* **Objective**:
For the listing underneath, give the count of lines containing the string "Wiadomości" and nothing further.

* **Input records**:
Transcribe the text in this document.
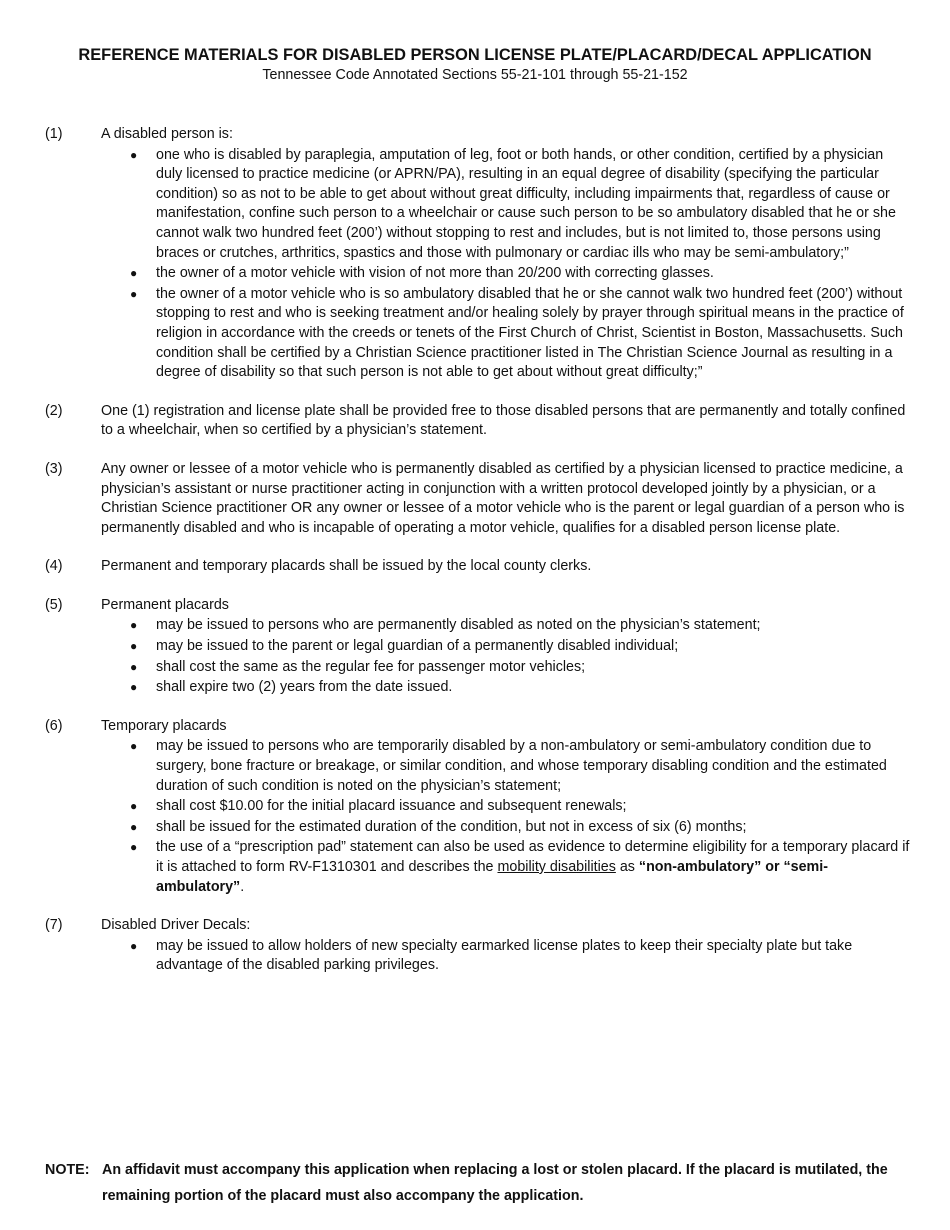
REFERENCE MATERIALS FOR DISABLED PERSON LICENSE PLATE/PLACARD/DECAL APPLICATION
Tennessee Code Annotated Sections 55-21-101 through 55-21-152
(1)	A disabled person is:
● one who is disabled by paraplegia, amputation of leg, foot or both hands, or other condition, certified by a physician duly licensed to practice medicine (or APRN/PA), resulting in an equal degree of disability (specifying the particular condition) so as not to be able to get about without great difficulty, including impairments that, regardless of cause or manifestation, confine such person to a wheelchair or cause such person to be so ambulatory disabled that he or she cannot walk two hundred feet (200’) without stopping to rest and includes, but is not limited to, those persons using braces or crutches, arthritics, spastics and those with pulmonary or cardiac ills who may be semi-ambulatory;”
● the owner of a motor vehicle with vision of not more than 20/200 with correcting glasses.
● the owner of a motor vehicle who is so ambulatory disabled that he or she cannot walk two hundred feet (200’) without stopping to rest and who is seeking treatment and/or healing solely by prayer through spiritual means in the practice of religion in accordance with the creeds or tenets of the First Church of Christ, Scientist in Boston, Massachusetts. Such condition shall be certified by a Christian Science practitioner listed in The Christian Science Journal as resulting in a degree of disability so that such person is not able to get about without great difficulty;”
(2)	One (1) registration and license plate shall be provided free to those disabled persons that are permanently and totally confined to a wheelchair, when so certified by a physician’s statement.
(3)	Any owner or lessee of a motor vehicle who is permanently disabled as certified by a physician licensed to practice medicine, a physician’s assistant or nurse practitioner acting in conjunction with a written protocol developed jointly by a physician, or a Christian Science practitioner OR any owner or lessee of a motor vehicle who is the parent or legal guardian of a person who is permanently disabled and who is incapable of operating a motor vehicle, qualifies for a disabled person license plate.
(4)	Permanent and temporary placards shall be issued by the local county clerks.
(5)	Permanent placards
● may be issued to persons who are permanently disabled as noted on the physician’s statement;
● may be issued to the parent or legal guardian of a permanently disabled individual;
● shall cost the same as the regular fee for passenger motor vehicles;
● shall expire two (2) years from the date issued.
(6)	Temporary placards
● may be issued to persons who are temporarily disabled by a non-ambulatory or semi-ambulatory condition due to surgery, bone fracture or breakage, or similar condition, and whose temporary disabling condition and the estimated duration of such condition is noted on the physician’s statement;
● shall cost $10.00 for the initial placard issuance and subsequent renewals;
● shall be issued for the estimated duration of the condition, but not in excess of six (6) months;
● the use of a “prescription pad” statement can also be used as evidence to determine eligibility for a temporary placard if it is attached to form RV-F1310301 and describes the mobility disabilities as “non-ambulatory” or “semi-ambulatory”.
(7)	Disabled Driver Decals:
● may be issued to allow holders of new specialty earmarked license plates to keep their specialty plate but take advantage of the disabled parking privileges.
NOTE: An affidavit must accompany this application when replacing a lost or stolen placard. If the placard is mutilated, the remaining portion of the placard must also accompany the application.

--

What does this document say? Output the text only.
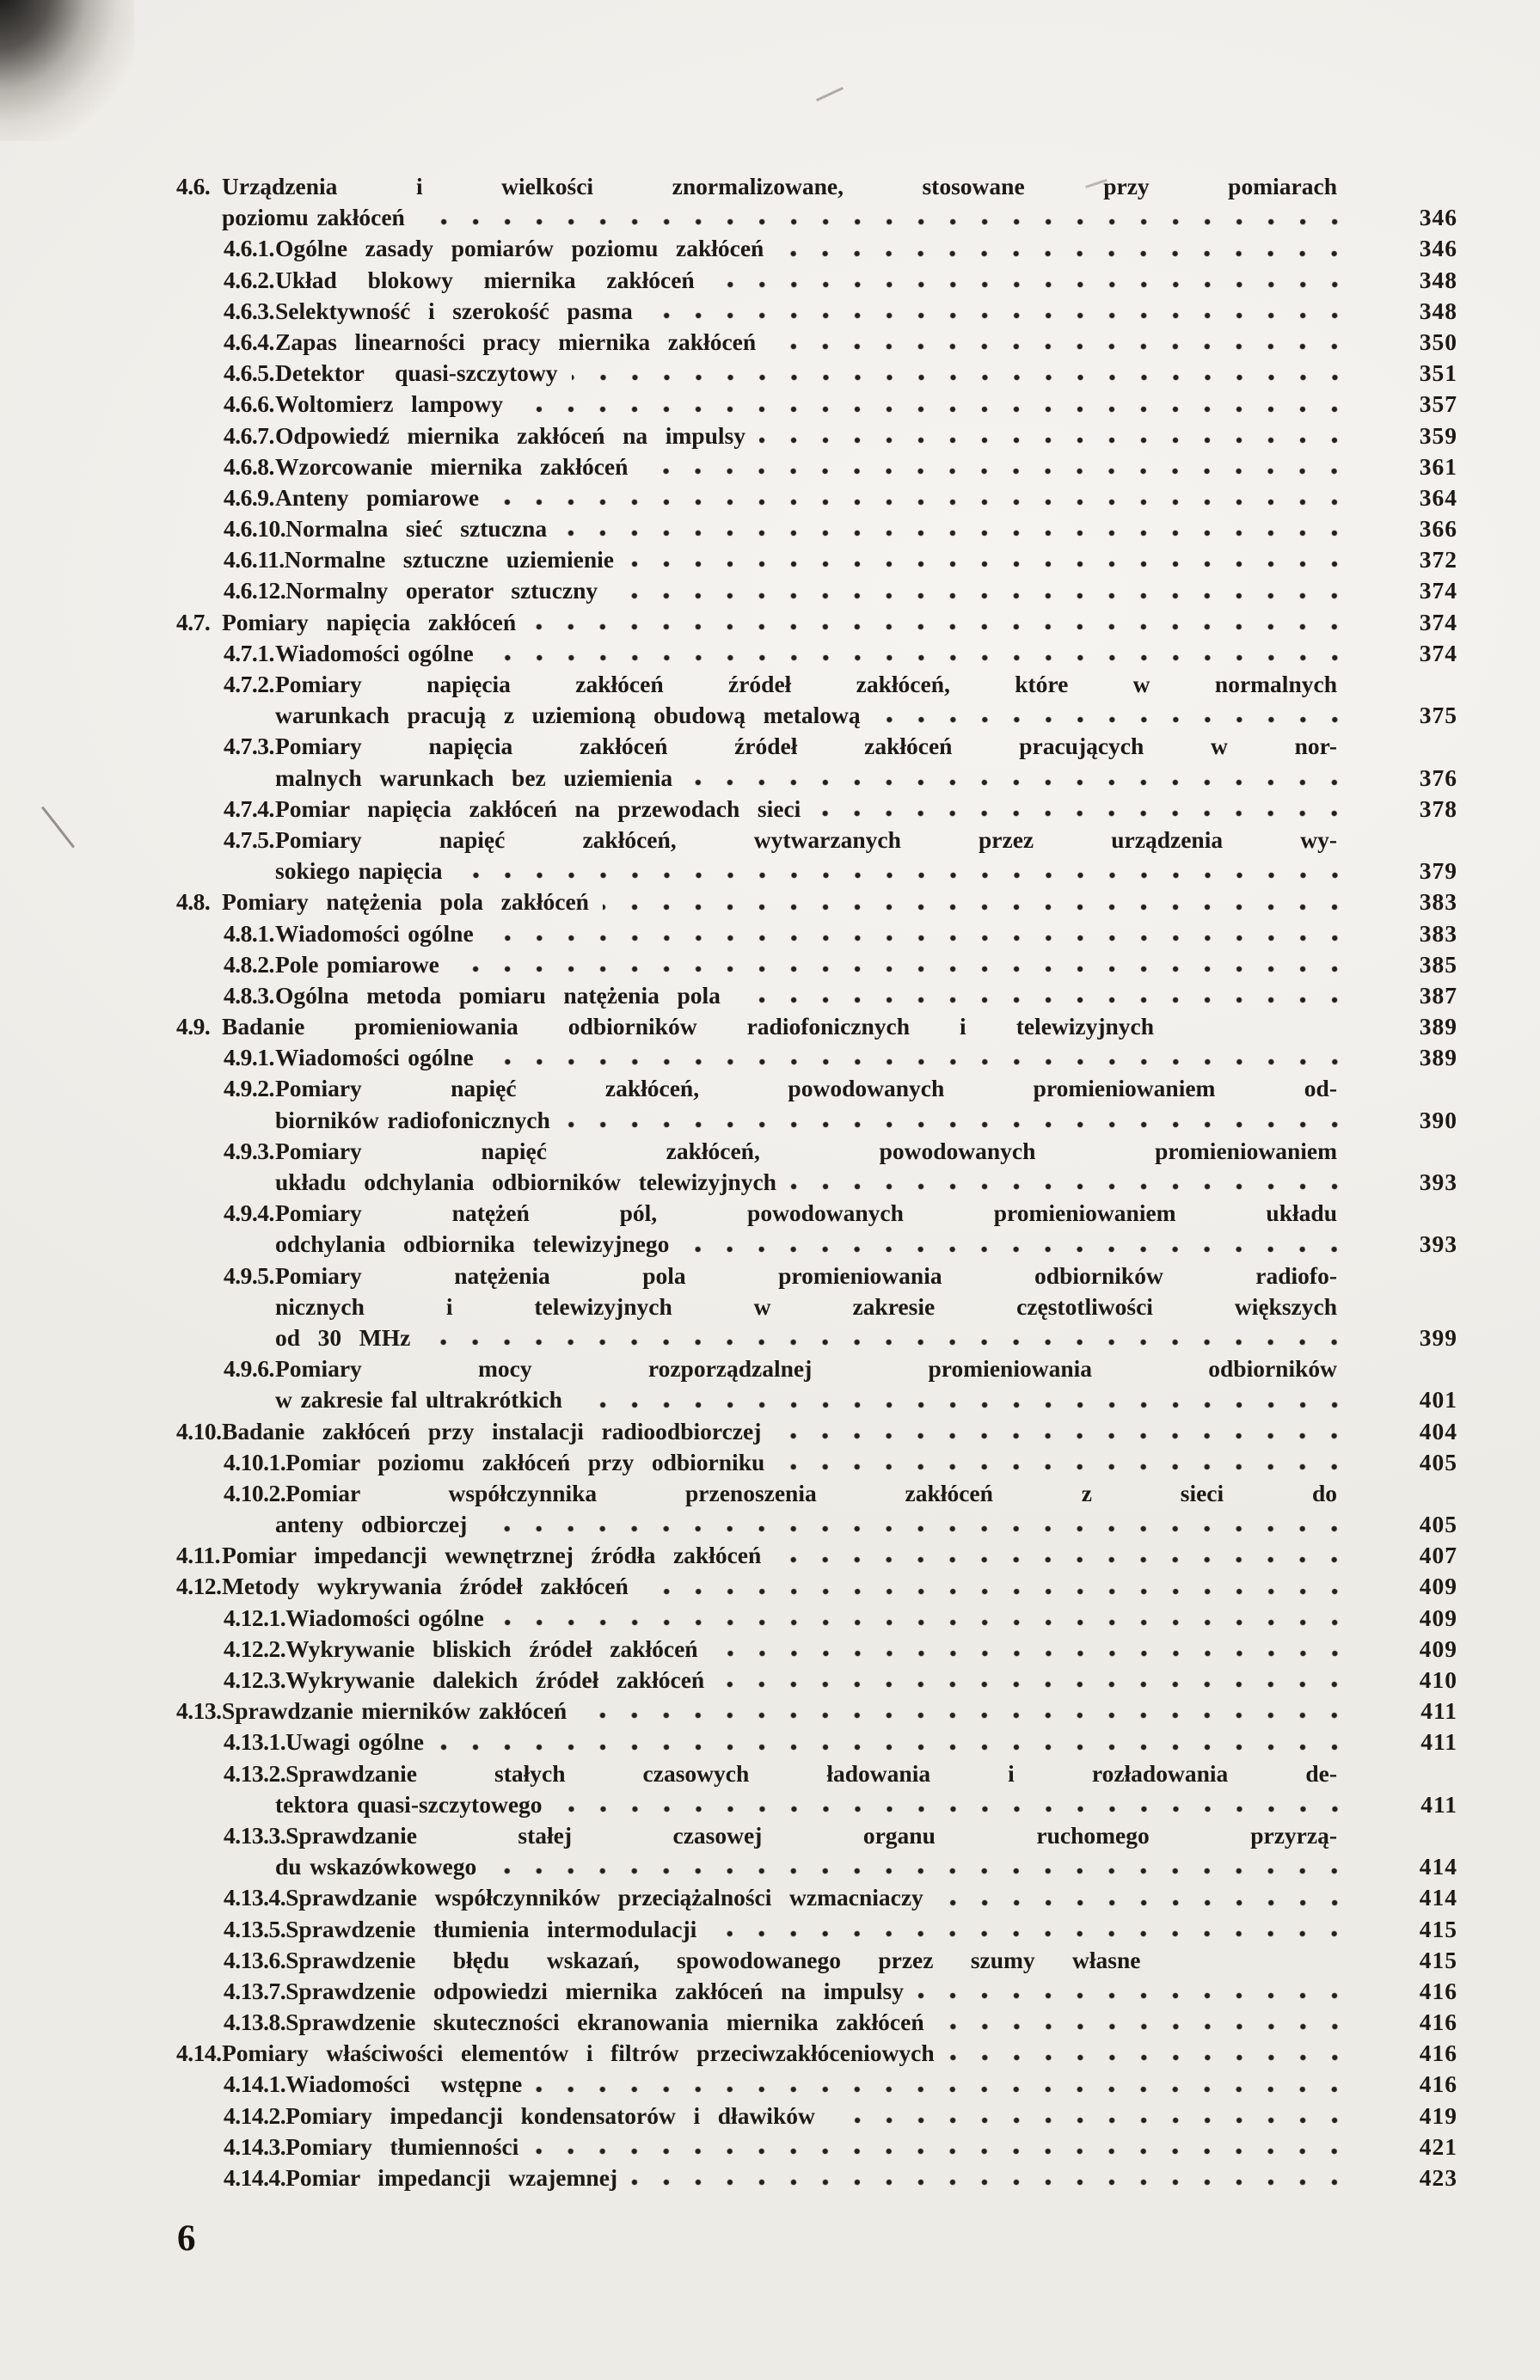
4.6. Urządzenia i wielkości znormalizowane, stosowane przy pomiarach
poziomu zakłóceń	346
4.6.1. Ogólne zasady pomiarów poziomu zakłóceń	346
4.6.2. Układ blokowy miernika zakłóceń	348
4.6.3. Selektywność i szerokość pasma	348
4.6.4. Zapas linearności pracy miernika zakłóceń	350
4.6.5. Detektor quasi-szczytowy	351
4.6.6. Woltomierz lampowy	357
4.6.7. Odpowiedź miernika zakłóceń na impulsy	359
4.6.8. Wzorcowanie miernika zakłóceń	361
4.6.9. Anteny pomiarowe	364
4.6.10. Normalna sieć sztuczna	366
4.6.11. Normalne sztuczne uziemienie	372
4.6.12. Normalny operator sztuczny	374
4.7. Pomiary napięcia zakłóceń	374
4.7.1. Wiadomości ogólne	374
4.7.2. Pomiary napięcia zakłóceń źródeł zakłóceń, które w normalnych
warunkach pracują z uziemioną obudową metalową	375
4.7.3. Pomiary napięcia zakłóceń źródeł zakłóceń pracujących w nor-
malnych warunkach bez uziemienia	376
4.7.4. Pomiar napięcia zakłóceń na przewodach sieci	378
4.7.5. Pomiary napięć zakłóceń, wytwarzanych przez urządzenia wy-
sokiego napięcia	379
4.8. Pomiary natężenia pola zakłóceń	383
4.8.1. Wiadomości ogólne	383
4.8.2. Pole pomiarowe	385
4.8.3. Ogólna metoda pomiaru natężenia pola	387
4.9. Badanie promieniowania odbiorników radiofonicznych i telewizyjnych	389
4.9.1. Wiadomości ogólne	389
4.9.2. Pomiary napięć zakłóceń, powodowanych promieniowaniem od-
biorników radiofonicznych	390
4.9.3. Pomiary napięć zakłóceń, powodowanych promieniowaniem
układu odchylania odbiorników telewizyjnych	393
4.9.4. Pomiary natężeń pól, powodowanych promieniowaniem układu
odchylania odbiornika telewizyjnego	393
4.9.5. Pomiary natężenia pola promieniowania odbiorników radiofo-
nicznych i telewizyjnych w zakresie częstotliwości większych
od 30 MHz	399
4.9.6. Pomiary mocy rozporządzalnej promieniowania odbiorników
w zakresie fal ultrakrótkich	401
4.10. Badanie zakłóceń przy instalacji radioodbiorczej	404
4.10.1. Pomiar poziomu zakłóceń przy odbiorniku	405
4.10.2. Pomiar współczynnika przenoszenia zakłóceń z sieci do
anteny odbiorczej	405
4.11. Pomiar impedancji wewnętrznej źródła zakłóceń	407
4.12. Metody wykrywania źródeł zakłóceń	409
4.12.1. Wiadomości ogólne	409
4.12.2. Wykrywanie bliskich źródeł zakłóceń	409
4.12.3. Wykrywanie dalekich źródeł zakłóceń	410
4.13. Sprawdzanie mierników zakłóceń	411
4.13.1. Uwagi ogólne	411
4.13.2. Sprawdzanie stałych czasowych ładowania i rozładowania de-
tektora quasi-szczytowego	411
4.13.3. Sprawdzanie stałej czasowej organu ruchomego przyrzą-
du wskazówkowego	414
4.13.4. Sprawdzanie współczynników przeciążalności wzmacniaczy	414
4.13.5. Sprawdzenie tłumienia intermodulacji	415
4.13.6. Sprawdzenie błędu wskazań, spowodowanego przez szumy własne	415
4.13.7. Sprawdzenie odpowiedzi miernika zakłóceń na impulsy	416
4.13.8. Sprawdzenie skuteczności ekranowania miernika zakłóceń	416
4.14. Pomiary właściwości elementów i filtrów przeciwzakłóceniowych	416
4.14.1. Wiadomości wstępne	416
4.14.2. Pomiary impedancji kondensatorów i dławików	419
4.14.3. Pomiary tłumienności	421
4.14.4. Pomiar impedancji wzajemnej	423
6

* **Exercise result**:
5